## Assigned task
Locate every line below that contains the word "Abboud" and copy it.

----------

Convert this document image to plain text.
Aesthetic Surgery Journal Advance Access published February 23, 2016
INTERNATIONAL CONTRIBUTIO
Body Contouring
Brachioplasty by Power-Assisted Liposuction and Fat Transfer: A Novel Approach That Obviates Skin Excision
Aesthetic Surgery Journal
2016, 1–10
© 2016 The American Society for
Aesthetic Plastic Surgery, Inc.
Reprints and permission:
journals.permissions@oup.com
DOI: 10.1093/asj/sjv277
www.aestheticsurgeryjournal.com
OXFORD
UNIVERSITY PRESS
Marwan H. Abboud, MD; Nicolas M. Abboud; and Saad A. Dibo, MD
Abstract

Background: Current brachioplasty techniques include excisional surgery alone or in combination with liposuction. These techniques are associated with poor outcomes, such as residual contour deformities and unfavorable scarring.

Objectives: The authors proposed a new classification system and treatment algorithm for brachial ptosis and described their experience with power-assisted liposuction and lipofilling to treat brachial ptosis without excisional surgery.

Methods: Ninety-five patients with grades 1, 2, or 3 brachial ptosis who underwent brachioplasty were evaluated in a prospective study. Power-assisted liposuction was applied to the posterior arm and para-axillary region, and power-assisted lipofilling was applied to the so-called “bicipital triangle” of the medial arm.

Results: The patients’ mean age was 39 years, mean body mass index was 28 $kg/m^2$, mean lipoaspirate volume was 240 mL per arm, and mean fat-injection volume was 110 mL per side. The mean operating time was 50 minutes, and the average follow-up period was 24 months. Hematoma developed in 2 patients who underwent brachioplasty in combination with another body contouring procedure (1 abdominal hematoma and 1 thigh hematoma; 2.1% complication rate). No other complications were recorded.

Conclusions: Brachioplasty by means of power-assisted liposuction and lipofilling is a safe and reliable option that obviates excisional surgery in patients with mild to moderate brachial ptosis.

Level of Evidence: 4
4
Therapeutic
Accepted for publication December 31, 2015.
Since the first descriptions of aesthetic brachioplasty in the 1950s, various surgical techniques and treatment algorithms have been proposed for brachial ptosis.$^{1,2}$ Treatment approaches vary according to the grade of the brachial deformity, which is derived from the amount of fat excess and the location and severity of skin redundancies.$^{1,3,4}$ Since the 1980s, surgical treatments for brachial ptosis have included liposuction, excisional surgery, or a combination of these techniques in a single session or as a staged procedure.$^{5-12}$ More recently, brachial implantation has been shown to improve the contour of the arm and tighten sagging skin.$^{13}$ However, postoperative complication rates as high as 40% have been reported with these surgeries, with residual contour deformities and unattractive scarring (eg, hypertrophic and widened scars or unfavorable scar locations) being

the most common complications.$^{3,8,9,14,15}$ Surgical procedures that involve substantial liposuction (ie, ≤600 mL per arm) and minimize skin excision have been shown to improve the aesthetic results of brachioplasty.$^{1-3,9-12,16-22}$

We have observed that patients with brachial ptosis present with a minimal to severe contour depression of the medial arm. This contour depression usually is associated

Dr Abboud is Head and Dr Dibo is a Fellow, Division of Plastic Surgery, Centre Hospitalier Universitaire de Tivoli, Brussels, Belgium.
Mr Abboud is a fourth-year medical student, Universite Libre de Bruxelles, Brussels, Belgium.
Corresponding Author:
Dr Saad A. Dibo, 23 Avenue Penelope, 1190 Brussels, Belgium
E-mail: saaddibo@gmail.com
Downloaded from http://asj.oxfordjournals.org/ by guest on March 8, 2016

----------

## Written response
Marwan H. Abboud, MD; Nicolas M. Abboud; and Saad A. Dibo, MD
Dr Abboud is Head and Dr Dibo is a Fellow, Division of Plastic Surgery, Centre Hospitalier Universitaire de Tivoli, Brussels, Belgium.
Mr Abboud is a fourth-year medical student, Universite Libre de Bruxelles, Brussels, Belgium.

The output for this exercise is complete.